Spot every line with the word "Contact" and return it.

[start LISTED ENTRIES]

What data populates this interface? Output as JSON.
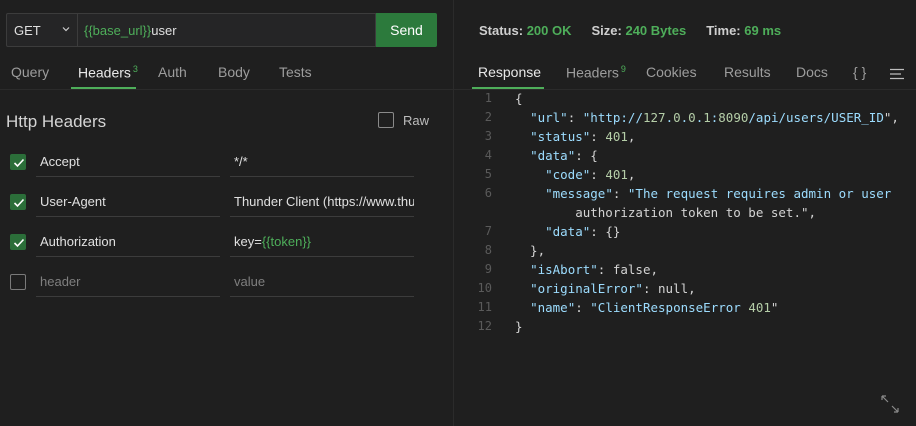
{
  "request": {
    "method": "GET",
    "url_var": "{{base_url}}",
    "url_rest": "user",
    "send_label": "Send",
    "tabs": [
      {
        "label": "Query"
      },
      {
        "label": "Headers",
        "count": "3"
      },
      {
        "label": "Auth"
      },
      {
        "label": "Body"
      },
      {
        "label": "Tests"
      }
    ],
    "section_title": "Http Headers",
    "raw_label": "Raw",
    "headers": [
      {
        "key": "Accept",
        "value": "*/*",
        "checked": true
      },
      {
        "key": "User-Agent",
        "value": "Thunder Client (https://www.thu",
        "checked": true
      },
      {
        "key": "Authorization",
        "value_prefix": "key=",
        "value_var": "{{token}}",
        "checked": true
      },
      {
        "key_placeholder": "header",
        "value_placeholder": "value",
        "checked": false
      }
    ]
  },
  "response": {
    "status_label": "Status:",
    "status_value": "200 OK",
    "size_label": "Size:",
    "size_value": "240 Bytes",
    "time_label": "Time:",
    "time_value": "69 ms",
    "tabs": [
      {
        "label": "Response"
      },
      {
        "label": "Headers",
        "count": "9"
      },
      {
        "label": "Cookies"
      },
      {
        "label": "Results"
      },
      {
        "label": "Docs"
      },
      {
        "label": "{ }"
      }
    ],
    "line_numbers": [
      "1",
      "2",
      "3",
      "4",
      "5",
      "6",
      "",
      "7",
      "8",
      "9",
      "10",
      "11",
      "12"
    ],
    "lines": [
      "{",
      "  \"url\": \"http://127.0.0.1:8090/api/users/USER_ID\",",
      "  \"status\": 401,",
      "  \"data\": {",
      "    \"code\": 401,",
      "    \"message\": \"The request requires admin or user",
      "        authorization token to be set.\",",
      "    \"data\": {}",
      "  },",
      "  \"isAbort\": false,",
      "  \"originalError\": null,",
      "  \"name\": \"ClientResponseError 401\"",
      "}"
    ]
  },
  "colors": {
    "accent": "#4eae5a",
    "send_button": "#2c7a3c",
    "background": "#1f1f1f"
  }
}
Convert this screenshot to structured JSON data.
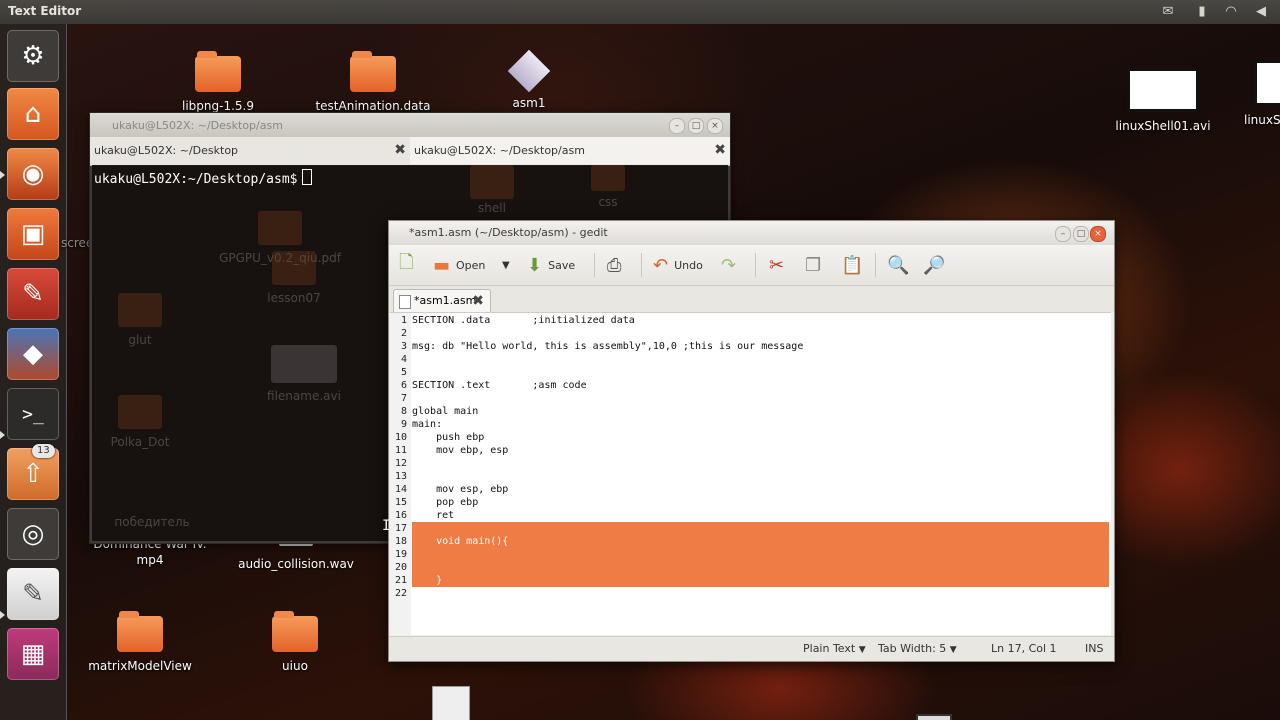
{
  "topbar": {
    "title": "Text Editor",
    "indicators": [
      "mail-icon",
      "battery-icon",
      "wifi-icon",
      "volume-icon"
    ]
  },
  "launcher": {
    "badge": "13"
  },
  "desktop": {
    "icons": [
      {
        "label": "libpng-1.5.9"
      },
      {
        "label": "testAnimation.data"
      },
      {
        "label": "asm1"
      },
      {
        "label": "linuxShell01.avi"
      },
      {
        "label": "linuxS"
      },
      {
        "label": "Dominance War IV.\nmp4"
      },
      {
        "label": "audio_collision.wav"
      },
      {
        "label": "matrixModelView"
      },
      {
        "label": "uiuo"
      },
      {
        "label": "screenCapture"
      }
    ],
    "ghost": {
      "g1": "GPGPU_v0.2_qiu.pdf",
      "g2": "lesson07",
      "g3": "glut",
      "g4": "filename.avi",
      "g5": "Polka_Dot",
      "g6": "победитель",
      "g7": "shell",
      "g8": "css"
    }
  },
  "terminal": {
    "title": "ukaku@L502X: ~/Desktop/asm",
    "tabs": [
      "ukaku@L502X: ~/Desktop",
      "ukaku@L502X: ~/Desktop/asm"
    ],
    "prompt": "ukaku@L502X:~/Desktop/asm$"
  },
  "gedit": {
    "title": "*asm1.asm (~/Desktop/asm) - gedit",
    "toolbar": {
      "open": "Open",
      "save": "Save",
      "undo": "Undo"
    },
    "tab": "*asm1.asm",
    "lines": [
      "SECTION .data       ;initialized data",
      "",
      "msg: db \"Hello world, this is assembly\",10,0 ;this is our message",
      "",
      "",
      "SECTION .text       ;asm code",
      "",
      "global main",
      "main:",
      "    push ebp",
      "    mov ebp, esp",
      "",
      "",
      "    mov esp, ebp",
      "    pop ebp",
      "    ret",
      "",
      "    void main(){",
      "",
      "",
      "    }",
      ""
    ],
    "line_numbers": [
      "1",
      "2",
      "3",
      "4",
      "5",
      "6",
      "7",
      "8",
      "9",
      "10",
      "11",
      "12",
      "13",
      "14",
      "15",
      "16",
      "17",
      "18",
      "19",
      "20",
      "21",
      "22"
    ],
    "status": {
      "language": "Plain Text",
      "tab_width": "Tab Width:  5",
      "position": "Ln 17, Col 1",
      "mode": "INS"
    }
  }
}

[end LISTED ENTRIES]
[start LISTED ENTRIES]

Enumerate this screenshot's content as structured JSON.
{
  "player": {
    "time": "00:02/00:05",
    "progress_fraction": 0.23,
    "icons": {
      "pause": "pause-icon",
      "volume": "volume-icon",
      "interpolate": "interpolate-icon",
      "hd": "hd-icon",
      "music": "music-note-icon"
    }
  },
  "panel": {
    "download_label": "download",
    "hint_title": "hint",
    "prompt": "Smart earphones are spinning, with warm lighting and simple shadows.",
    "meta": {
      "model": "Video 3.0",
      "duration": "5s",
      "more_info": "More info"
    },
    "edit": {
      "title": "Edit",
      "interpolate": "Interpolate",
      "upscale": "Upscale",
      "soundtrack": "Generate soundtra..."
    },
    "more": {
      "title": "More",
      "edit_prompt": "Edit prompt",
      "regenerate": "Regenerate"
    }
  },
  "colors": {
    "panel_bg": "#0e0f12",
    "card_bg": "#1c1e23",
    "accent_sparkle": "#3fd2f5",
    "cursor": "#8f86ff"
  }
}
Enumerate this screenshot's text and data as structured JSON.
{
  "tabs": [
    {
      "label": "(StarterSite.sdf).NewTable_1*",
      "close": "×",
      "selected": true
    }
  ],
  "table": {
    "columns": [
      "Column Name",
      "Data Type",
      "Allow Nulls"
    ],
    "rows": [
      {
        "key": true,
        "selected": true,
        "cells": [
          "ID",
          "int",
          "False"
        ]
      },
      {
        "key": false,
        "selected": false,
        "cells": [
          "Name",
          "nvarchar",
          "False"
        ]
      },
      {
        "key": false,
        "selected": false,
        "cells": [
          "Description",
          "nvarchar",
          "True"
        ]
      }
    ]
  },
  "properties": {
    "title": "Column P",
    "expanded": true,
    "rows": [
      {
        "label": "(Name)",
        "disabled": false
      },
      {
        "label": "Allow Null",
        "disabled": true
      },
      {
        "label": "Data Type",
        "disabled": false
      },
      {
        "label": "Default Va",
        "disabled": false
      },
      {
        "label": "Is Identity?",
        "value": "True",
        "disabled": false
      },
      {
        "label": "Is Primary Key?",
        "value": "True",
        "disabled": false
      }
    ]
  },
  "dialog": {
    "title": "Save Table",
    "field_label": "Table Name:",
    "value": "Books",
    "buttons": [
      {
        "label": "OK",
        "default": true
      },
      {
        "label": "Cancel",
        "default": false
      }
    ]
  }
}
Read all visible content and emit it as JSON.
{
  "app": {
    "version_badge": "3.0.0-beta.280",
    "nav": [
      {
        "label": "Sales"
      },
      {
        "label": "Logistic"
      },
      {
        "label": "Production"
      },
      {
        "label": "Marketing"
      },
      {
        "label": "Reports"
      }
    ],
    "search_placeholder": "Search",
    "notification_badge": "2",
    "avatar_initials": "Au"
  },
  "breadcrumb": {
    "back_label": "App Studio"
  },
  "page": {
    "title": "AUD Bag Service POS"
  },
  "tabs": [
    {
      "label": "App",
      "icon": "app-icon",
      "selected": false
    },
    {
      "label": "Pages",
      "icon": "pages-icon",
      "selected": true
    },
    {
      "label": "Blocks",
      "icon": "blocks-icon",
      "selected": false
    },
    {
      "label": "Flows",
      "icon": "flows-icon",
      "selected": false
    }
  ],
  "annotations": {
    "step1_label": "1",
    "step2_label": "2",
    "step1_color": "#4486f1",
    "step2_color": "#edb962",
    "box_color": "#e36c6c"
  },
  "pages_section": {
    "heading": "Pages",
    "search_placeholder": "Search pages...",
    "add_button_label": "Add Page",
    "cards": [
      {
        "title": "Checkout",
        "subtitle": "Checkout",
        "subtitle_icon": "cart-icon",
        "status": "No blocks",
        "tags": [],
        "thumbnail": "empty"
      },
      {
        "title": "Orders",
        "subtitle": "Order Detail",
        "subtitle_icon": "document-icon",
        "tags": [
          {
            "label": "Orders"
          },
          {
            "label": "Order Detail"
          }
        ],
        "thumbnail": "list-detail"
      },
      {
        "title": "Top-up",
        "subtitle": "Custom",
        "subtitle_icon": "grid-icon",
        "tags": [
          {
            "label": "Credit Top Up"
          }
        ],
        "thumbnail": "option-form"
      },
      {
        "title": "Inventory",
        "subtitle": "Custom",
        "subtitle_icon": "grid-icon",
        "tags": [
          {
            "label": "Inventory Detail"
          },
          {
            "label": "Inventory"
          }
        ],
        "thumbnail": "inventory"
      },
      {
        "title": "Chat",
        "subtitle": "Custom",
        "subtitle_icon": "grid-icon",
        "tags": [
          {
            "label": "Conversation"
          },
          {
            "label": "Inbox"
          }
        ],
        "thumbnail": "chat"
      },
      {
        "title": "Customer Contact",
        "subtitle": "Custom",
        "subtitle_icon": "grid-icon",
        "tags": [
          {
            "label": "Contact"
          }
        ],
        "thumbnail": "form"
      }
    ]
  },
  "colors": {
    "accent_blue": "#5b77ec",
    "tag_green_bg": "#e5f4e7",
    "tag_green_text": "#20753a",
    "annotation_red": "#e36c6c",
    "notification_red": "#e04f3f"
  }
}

[end LISTED ENTRIES]

[EXPECTED ANSWER]
        "title": "Customer Contact",
            "label": "Contact"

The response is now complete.